Saved data entries:

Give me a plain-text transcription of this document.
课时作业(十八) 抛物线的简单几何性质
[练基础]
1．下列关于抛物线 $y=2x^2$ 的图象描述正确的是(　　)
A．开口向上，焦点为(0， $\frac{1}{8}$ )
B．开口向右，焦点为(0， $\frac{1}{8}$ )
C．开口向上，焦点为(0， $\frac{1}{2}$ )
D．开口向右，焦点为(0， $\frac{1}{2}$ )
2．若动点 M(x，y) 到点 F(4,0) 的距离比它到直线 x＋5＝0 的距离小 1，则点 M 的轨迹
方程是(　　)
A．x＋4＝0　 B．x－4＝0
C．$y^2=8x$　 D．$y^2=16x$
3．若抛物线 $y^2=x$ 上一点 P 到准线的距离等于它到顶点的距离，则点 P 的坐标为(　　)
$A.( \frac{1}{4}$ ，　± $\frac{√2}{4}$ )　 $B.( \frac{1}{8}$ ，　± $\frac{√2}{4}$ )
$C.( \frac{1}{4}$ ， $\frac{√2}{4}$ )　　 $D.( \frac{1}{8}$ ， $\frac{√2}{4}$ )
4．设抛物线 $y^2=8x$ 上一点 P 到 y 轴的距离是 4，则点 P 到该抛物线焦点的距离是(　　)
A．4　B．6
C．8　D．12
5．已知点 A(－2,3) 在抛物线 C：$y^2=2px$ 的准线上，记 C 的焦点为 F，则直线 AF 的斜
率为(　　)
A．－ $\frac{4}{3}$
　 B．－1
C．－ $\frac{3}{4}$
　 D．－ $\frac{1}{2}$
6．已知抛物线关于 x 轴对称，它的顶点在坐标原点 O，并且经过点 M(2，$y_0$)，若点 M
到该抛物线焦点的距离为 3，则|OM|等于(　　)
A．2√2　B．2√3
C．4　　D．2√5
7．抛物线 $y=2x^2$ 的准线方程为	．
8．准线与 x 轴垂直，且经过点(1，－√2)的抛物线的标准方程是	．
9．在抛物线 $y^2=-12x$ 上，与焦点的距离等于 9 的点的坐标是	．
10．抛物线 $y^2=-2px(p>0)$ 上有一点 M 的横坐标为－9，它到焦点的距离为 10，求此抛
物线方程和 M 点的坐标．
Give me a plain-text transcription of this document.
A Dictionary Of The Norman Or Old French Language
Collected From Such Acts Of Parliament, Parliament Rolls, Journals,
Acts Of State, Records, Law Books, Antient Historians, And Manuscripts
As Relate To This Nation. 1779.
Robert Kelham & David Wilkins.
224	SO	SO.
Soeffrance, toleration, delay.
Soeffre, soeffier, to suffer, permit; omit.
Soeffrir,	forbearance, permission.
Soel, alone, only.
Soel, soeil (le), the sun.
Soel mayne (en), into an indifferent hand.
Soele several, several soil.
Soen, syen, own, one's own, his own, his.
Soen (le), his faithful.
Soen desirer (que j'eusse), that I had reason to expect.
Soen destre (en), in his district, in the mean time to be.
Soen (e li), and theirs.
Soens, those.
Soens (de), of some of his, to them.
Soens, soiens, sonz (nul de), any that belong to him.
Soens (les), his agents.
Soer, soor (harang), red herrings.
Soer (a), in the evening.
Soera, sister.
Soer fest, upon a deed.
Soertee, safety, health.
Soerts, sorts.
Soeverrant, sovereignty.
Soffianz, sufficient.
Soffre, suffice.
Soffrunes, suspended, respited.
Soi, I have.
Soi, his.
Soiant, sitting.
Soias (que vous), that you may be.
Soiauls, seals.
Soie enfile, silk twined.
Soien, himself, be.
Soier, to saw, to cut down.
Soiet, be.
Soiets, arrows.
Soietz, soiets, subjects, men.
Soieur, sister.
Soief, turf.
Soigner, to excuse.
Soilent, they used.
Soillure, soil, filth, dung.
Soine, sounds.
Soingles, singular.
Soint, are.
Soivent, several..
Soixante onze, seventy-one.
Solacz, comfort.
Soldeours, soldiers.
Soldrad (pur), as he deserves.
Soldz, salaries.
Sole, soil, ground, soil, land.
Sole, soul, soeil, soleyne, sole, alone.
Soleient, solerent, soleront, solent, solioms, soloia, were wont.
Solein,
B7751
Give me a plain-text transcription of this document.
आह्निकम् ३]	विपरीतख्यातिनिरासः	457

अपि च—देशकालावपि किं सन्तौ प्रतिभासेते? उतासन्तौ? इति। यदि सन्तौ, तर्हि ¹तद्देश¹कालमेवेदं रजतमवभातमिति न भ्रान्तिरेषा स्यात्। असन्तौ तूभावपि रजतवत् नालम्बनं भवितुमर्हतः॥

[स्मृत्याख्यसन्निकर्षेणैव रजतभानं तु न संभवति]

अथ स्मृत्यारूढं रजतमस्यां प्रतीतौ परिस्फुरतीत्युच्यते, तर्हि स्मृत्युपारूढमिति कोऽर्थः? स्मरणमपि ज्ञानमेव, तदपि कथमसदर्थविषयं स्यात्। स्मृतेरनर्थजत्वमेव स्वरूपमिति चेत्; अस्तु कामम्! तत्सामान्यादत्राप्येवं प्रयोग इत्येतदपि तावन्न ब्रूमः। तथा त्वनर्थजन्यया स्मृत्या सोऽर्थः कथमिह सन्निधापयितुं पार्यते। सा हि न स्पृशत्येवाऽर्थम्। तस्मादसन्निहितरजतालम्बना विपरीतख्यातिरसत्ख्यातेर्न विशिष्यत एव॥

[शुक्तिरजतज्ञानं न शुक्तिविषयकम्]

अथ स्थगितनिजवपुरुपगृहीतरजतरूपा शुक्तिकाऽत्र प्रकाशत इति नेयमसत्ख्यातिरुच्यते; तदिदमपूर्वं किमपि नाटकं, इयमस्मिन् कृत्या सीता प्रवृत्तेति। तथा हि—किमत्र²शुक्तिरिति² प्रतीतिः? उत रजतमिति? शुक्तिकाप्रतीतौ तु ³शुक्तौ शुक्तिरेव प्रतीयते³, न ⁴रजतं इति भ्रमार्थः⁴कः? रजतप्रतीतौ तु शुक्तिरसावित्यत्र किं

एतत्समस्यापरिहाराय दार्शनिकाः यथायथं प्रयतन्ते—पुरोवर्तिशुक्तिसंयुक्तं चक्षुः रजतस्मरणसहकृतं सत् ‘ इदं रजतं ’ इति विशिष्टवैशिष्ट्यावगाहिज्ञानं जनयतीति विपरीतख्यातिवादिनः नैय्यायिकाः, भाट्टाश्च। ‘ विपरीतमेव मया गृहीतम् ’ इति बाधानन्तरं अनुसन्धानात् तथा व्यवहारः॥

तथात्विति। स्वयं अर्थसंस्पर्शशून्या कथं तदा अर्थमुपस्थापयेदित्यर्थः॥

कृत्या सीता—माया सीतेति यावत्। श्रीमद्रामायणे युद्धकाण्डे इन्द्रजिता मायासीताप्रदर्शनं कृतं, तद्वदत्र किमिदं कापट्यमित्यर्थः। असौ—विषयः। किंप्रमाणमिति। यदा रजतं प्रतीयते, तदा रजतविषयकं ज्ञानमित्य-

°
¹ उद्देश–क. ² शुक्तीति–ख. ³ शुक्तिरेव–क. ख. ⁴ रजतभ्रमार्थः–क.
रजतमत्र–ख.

## Task statement:
Every record should be repeated exactly; please leave none out.

## The result:
Give me a plain-text transcription of this document.
课时作业(十八) 抛物线的简单几何性质
[练基础]
1．下列关于抛物线 $y=2x^2$ 的图象描述正确的是(　　)
A．开口向上，焦点为(0， $\frac{1}{8}$ )
B．开口向右，焦点为(0， $\frac{1}{8}$ )
C．开口向上，焦点为(0， $\frac{1}{2}$ )
D．开口向右，焦点为(0， $\frac{1}{2}$ )
2．若动点 M(x，y) 到点 F(4,0) 的距离比它到直线 x＋5＝0 的距离小 1，则点 M 的轨迹
方程是(　　)
A．x＋4＝0　 B．x－4＝0
C．$y^2=8x$　 D．$y^2=16x$
3．若抛物线 $y^2=x$ 上一点 P 到准线的距离等于它到顶点的距离，则点 P 的坐标为(　　)
$A.( \frac{1}{4}$ ，　± $\frac{√2}{4}$ )　 $B.( \frac{1}{8}$ ，　± $\frac{√2}{4}$ )
$C.( \frac{1}{4}$ ， $\frac{√2}{4}$ )　　 $D.( \frac{1}{8}$ ， $\frac{√2}{4}$ )
4．设抛物线 $y^2=8x$ 上一点 P 到 y 轴的距离是 4，则点 P 到该抛物线焦点的距离是(　　)
A．4　B．6
C．8　D．12
5．已知点 A(－2,3) 在抛物线 C：$y^2=2px$ 的准线上，记 C 的焦点为 F，则直线 AF 的斜
率为(　　)
A．－ $\frac{4}{3}$
　 B．－1
C．－ $\frac{3}{4}$
　 D．－ $\frac{1}{2}$
6．已知抛物线关于 x 轴对称，它的顶点在坐标原点 O，并且经过点 M(2，$y_0$)，若点 M
到该抛物线焦点的距离为 3，则|OM|等于(　　)
A．2√2　B．2√3
C．4　　D．2√5
7．抛物线 $y=2x^2$ 的准线方程为	．
8．准线与 x 轴垂直，且经过点(1，－√2)的抛物线的标准方程是	．
9．在抛物线 $y^2=-12x$ 上，与焦点的距离等于 9 的点的坐标是	．
10．抛物线 $y^2=-2px(p>0)$ 上有一点 M 的横坐标为－9，它到焦点的距离为 10，求此抛
物线方程和 M 点的坐标．
Give me a plain-text transcription of this document.
A Dictionary Of The Norman Or Old French Language
Collected From Such Acts Of Parliament, Parliament Rolls, Journals,
Acts Of State, Records, Law Books, Antient Historians, And Manuscripts
As Relate To This Nation. 1779.
Robert Kelham & David Wilkins.
224	SO	SO.
Soeffrance, toleration, delay.
Soeffre, soeffier, to suffer, permit; omit.
Soeffrir,	forbearance, permission.
Soel, alone, only.
Soel, soeil (le), the sun.
Soel mayne (en), into an indifferent hand.
Soele several, several soil.
Soen, syen, own, one's own, his own, his.
Soen (le), his faithful.
Soen desirer (que j'eusse), that I had reason to expect.
Soen destre (en), in his district, in the mean time to be.
Soen (e li), and theirs.
Soens, those.
Soens (de), of some of his, to them.
Soens, soiens, sonz (nul de), any that belong to him.
Soens (les), his agents.
Soer, soor (harang), red herrings.
Soer (a), in the evening.
Soera, sister.
Soer fest, upon a deed.
Soertee, safety, health.
Soerts, sorts.
Soeverrant, sovereignty.
Soffianz, sufficient.
Soffre, suffice.
Soffrunes, suspended, respited.
Soi, I have.
Soi, his.
Soiant, sitting.
Soias (que vous), that you may be.
Soiauls, seals.
Soie enfile, silk twined.
Soien, himself, be.
Soier, to saw, to cut down.
Soiet, be.
Soiets, arrows.
Soietz, soiets, subjects, men.
Soieur, sister.
Soief, turf.
Soigner, to excuse.
Soilent, they used.
Soillure, soil, filth, dung.
Soine, sounds.
Soingles, singular.
Soint, are.
Soivent, several..
Soixante onze, seventy-one.
Solacz, comfort.
Soldeours, soldiers.
Soldrad (pur), as he deserves.
Soldz, salaries.
Sole, soil, ground, soil, land.
Sole, soul, soeil, soleyne, sole, alone.
Soleient, solerent, soleront, solent, solioms, soloia, were wont.
Solein,
B7751
Give me a plain-text transcription of this document.
आह्निकम् ३]	विपरीतख्यातिनिरासः	457

अपि च—देशकालावपि किं सन्तौ प्रतिभासेते? उतासन्तौ? इति। यदि सन्तौ, तर्हि ¹तद्देश¹कालमेवेदं रजतमवभातमिति न भ्रान्तिरेषा स्यात्। असन्तौ तूभावपि रजतवत् नालम्बनं भवितुमर्हतः॥

[स्मृत्याख्यसन्निकर्षेणैव रजतभानं तु न संभवति]

अथ स्मृत्यारूढं रजतमस्यां प्रतीतौ परिस्फुरतीत्युच्यते, तर्हि स्मृत्युपारूढमिति कोऽर्थः? स्मरणमपि ज्ञानमेव, तदपि कथमसदर्थविषयं स्यात्। स्मृतेरनर्थजत्वमेव स्वरूपमिति चेत्; अस्तु कामम्! तत्सामान्यादत्राप्येवं प्रयोग इत्येतदपि तावन्न ब्रूमः। तथा त्वनर्थजन्यया स्मृत्या सोऽर्थः कथमिह सन्निधापयितुं पार्यते। सा हि न स्पृशत्येवाऽर्थम्। तस्मादसन्निहितरजतालम्बना विपरीतख्यातिरसत्ख्यातेर्न विशिष्यत एव॥

[शुक्तिरजतज्ञानं न शुक्तिविषयकम्]

अथ स्थगितनिजवपुरुपगृहीतरजतरूपा शुक्तिकाऽत्र प्रकाशत इति नेयमसत्ख्यातिरुच्यते; तदिदमपूर्वं किमपि नाटकं, इयमस्मिन् कृत्या सीता प्रवृत्तेति। तथा हि—किमत्र²शुक्तिरिति² प्रतीतिः? उत रजतमिति? शुक्तिकाप्रतीतौ तु ³शुक्तौ शुक्तिरेव प्रतीयते³, न ⁴रजतं इति भ्रमार्थः⁴कः? रजतप्रतीतौ तु शुक्तिरसावित्यत्र किं

एतत्समस्यापरिहाराय दार्शनिकाः यथायथं प्रयतन्ते—पुरोवर्तिशुक्तिसंयुक्तं चक्षुः रजतस्मरणसहकृतं सत् ‘ इदं रजतं ’ इति विशिष्टवैशिष्ट्यावगाहिज्ञानं जनयतीति विपरीतख्यातिवादिनः नैय्यायिकाः, भाट्टाश्च। ‘ विपरीतमेव मया गृहीतम् ’ इति बाधानन्तरं अनुसन्धानात् तथा व्यवहारः॥

तथात्विति। स्वयं अर्थसंस्पर्शशून्या कथं तदा अर्थमुपस्थापयेदित्यर्थः॥

कृत्या सीता—माया सीतेति यावत्। श्रीमद्रामायणे युद्धकाण्डे इन्द्रजिता मायासीताप्रदर्शनं कृतं, तद्वदत्र किमिदं कापट्यमित्यर्थः। असौ—विषयः। किंप्रमाणमिति। यदा रजतं प्रतीयते, तदा रजतविषयकं ज्ञानमित्य-

°
¹ उद्देश–क. ² शुक्तीति–ख. ³ शुक्तिरेव–क. ख. ⁴ रजतभ्रमार्थः–क.
रजतमत्र–ख.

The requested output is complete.